> _ТРЕБУЕМОЕ ЗАДАНИЕ_:
Замените «paragraph-line» на «text-line» в строках от первой строки до строки с «paragraph-scope — [106, 422, 606, 459]» включительно. Приведите эти строки заново, оставив всё прочее без изменений.

Записи данных:
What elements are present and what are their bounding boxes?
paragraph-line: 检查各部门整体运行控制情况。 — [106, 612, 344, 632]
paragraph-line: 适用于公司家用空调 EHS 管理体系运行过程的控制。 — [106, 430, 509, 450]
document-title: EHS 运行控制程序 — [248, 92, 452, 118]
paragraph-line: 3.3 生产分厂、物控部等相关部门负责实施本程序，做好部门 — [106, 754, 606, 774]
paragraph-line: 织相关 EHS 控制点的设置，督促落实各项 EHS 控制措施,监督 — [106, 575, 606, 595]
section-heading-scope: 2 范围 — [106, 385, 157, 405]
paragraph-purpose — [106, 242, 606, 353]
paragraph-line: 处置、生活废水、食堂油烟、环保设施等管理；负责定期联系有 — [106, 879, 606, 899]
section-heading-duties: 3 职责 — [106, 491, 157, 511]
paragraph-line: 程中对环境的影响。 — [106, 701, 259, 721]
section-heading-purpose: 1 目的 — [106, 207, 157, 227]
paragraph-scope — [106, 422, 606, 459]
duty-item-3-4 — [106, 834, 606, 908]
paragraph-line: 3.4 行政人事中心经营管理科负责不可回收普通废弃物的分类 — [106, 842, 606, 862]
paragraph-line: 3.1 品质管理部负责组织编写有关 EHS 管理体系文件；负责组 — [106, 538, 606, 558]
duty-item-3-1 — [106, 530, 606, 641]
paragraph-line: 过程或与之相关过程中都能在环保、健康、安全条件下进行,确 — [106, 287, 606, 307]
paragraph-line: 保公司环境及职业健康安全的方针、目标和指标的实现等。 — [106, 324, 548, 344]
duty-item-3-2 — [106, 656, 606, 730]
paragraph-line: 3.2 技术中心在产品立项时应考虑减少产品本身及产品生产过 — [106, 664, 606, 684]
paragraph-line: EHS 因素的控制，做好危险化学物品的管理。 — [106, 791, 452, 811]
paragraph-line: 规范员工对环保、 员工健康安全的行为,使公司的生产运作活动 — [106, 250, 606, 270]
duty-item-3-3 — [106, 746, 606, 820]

> _ОТВЕТ НА ЗАДАНИЕ_:
What elements are present and what are their bounding boxes?
text-line: 检查各部门整体运行控制情况。 — [106, 612, 344, 632]
text-line: 适用于公司家用空调 EHS 管理体系运行过程的控制。 — [106, 430, 509, 450]
document-title: EHS 运行控制程序 — [248, 92, 452, 118]
text-line: 3.3 生产分厂、物控部等相关部门负责实施本程序，做好部门 — [106, 754, 606, 774]
text-line: 织相关 EHS 控制点的设置，督促落实各项 EHS 控制措施,监督 — [106, 575, 606, 595]
section-heading-scope: 2 范围 — [106, 385, 157, 405]
paragraph-purpose — [106, 242, 606, 353]
text-line: 处置、生活废水、食堂油烟、环保设施等管理；负责定期联系有 — [106, 879, 606, 899]
section-heading-duties: 3 职责 — [106, 491, 157, 511]
text-line: 程中对环境的影响。 — [106, 701, 259, 721]
section-heading-purpose: 1 目的 — [106, 207, 157, 227]
paragraph-scope — [106, 422, 606, 459]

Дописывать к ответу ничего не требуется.